[Stored data entries]
----
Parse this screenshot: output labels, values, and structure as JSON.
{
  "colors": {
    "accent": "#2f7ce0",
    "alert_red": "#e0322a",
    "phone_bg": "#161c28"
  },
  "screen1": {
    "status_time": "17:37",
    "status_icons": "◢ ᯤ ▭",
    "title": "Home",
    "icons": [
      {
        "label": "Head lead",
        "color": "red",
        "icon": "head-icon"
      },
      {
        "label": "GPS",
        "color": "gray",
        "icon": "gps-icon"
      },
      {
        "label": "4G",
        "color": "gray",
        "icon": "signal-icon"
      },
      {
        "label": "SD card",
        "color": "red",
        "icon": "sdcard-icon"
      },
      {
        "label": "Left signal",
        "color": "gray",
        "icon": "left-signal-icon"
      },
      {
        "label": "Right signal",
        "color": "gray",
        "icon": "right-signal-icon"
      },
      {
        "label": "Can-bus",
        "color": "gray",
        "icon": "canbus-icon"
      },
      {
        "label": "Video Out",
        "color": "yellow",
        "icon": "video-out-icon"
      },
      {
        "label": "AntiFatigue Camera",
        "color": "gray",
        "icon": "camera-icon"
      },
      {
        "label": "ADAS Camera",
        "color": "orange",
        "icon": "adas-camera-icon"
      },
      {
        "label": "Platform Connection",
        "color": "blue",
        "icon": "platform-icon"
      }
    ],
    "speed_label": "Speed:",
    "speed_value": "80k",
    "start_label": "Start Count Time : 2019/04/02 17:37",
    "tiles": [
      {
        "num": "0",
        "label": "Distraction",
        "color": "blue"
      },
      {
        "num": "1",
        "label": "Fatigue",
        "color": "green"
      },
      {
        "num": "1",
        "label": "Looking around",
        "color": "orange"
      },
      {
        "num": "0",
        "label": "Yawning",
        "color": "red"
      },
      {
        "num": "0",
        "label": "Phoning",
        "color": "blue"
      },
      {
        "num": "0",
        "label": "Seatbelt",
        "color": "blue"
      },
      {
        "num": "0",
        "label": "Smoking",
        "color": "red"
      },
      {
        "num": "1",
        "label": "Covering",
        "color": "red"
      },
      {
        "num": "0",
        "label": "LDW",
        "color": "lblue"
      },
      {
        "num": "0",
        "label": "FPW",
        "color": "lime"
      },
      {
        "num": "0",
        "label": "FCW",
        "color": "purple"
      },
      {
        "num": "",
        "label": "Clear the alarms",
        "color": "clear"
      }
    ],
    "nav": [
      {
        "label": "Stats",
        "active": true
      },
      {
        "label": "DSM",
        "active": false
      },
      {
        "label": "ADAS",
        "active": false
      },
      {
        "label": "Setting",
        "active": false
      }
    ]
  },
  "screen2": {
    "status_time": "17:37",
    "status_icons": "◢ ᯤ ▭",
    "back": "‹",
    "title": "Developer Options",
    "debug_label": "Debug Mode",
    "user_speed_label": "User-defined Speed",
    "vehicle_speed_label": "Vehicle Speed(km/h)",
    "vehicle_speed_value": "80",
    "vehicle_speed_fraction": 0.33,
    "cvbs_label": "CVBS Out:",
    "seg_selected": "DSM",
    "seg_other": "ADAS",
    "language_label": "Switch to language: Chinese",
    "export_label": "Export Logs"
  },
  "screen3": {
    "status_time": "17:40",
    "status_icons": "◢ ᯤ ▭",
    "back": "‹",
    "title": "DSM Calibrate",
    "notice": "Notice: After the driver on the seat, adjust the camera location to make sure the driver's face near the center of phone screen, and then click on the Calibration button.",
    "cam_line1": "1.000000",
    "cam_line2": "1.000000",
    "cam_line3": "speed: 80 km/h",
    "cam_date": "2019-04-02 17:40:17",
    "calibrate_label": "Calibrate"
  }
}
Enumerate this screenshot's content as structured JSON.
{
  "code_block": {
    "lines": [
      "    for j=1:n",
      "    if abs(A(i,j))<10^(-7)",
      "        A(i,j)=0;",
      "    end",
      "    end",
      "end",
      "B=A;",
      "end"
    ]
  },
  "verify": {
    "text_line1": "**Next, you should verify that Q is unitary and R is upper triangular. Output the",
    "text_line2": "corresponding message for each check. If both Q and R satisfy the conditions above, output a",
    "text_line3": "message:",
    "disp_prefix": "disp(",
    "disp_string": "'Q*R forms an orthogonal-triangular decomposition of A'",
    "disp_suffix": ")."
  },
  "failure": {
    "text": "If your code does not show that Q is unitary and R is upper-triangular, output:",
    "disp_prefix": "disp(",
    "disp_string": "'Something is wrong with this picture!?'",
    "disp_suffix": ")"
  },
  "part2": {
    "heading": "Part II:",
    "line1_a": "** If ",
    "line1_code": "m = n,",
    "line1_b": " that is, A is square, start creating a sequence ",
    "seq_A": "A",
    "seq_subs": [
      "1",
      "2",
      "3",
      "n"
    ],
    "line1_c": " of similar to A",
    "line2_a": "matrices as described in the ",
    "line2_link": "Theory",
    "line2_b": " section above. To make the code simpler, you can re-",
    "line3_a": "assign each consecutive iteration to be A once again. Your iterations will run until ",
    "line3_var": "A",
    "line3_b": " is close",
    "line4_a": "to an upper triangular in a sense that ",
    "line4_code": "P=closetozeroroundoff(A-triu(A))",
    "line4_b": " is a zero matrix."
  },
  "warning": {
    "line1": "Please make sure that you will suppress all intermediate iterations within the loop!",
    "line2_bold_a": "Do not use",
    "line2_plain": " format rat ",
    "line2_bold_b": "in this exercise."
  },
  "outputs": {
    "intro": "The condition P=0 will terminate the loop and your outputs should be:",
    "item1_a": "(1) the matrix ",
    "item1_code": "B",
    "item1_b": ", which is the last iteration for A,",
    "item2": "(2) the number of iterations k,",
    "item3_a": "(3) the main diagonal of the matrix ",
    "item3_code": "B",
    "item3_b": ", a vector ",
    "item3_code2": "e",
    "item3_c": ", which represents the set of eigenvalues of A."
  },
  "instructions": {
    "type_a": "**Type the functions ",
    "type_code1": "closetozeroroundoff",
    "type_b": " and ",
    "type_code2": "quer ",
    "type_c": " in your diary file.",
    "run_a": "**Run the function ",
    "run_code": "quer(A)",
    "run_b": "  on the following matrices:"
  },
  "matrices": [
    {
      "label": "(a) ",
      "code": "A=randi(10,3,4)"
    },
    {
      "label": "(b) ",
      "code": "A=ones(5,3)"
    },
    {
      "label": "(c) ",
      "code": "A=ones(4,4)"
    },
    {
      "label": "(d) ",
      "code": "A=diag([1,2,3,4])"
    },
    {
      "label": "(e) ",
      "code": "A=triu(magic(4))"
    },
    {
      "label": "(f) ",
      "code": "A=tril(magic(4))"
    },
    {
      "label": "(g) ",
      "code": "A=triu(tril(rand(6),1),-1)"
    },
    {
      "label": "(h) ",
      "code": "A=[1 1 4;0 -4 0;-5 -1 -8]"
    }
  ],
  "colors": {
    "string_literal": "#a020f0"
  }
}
----
Work required | Take the entries above and transcribe them in full.

Output of the exercise |
Parse this screenshot: output labels, values, and structure as JSON.
{
  "colors": {
    "accent": "#2f7ce0",
    "alert_red": "#e0322a",
    "phone_bg": "#161c28"
  },
  "screen1": {
    "status_time": "17:37",
    "status_icons": "◢ ᯤ ▭",
    "title": "Home",
    "icons": [
      {
        "label": "Head lead",
        "color": "red",
        "icon": "head-icon"
      },
      {
        "label": "GPS",
        "color": "gray",
        "icon": "gps-icon"
      },
      {
        "label": "4G",
        "color": "gray",
        "icon": "signal-icon"
      },
      {
        "label": "SD card",
        "color": "red",
        "icon": "sdcard-icon"
      },
      {
        "label": "Left signal",
        "color": "gray",
        "icon": "left-signal-icon"
      },
      {
        "label": "Right signal",
        "color": "gray",
        "icon": "right-signal-icon"
      },
      {
        "label": "Can-bus",
        "color": "gray",
        "icon": "canbus-icon"
      },
      {
        "label": "Video Out",
        "color": "yellow",
        "icon": "video-out-icon"
      },
      {
        "label": "AntiFatigue Camera",
        "color": "gray",
        "icon": "camera-icon"
      },
      {
        "label": "ADAS Camera",
        "color": "orange",
        "icon": "adas-camera-icon"
      },
      {
        "label": "Platform Connection",
        "color": "blue",
        "icon": "platform-icon"
      }
    ],
    "speed_label": "Speed:",
    "speed_value": "80k",
    "start_label": "Start Count Time : 2019/04/02 17:37",
    "tiles": [
      {
        "num": "0",
        "label": "Distraction",
        "color": "blue"
      },
      {
        "num": "1",
        "label": "Fatigue",
        "color": "green"
      },
      {
        "num": "1",
        "label": "Looking around",
        "color": "orange"
      },
      {
        "num": "0",
        "label": "Yawning",
        "color": "red"
      },
      {
        "num": "0",
        "label": "Phoning",
        "color": "blue"
      },
      {
        "num": "0",
        "label": "Seatbelt",
        "color": "blue"
      },
      {
        "num": "0",
        "label": "Smoking",
        "color": "red"
      },
      {
        "num": "1",
        "label": "Covering",
        "color": "red"
      },
      {
        "num": "0",
        "label": "LDW",
        "color": "lblue"
      },
      {
        "num": "0",
        "label": "FPW",
        "color": "lime"
      },
      {
        "num": "0",
        "label": "FCW",
        "color": "purple"
      },
      {
        "num": "",
        "label": "Clear the alarms",
        "color": "clear"
      }
    ],
    "nav": [
      {
        "label": "Stats",
        "active": true
      },
      {
        "label": "DSM",
        "active": false
      },
      {
        "label": "ADAS",
        "active": false
      },
      {
        "label": "Setting",
        "active": false
      }
    ]
  },
  "screen2": {
    "status_time": "17:37",
    "status_icons": "◢ ᯤ ▭",
    "back": "‹",
    "title": "Developer Options",
    "debug_label": "Debug Mode",
    "user_speed_label": "User-defined Speed",
    "vehicle_speed_label": "Vehicle Speed(km/h)",
    "vehicle_speed_value": "80",
    "vehicle_speed_fraction": 0.33,
    "cvbs_label": "CVBS Out:",
    "seg_selected": "DSM",
    "seg_other": "ADAS",
    "language_label": "Switch to language: Chinese",
    "export_label": "Export Logs"
  },
  "screen3": {
    "status_time": "17:40",
    "status_icons": "◢ ᯤ ▭",
    "back": "‹",
    "title": "DSM Calibrate",
    "notice": "Notice: After the driver on the seat, adjust the camera location to make sure the driver's face near the center of phone screen, and then click on the Calibration button.",
    "cam_line1": "1.000000",
    "cam_line2": "1.000000",
    "cam_line3": "speed: 80 km/h",
    "cam_date": "2019-04-02 17:40:17",
    "calibrate_label": "Calibrate"
  }
}
Enumerate this screenshot's content as structured JSON.
{
  "code_block": {
    "lines": [
      "    for j=1:n",
      "    if abs(A(i,j))<10^(-7)",
      "        A(i,j)=0;",
      "    end",
      "    end",
      "end",
      "B=A;",
      "end"
    ]
  },
  "verify": {
    "text_line1": "**Next, you should verify that Q is unitary and R is upper triangular. Output the",
    "text_line2": "corresponding message for each check. If both Q and R satisfy the conditions above, output a",
    "text_line3": "message:",
    "disp_prefix": "disp(",
    "disp_string": "'Q*R forms an orthogonal-triangular decomposition of A'",
    "disp_suffix": ")."
  },
  "failure": {
    "text": "If your code does not show that Q is unitary and R is upper-triangular, output:",
    "disp_prefix": "disp(",
    "disp_string": "'Something is wrong with this picture!?'",
    "disp_suffix": ")"
  },
  "part2": {
    "heading": "Part II:",
    "line1_a": "** If ",
    "line1_code": "m = n,",
    "line1_b": " that is, A is square, start creating a sequence ",
    "seq_A": "A",
    "seq_subs": [
      "1",
      "2",
      "3",
      "n"
    ],
    "line1_c": " of similar to A",
    "line2_a": "matrices as described in the ",
    "line2_link": "Theory",
    "line2_b": " section above. To make the code simpler, you can re-",
    "line3_a": "assign each consecutive iteration to be A once again. Your iterations will run until ",
    "line3_var": "A",
    "line3_b": " is close",
    "line4_a": "to an upper triangular in a sense that ",
    "line4_code": "P=closetozeroroundoff(A-triu(A))",
    "line4_b": " is a zero matrix."
  },
  "warning": {
    "line1": "Please make sure that you will suppress all intermediate iterations within the loop!",
    "line2_bold_a": "Do not use",
    "line2_plain": " format rat ",
    "line2_bold_b": "in this exercise."
  },
  "outputs": {
    "intro": "The condition P=0 will terminate the loop and your outputs should be:",
    "item1_a": "(1) the matrix ",
    "item1_code": "B",
    "item1_b": ", which is the last iteration for A,",
    "item2": "(2) the number of iterations k,",
    "item3_a": "(3) the main diagonal of the matrix ",
    "item3_code": "B",
    "item3_b": ", a vector ",
    "item3_code2": "e",
    "item3_c": ", which represents the set of eigenvalues of A."
  },
  "instructions": {
    "type_a": "**Type the functions ",
    "type_code1": "closetozeroroundoff",
    "type_b": " and ",
    "type_code2": "quer ",
    "type_c": " in your diary file.",
    "run_a": "**Run the function ",
    "run_code": "quer(A)",
    "run_b": "  on the following matrices:"
  },
  "matrices": [
    {
      "label": "(a) ",
      "code": "A=randi(10,3,4)"
    },
    {
      "label": "(b) ",
      "code": "A=ones(5,3)"
    },
    {
      "label": "(c) ",
      "code": "A=ones(4,4)"
    },
    {
      "label": "(d) ",
      "code": "A=diag([1,2,3,4])"
    },
    {
      "label": "(e) ",
      "code": "A=triu(magic(4))"
    },
    {
      "label": "(f) ",
      "code": "A=tril(magic(4))"
    },
    {
      "label": "(g) ",
      "code": "A=triu(tril(rand(6),1),-1)"
    },
    {
      "label": "(h) ",
      "code": "A=[1 1 4;0 -4 0;-5 -1 -8]"
    }
  ],
  "colors": {
    "string_literal": "#a020f0"
  }
}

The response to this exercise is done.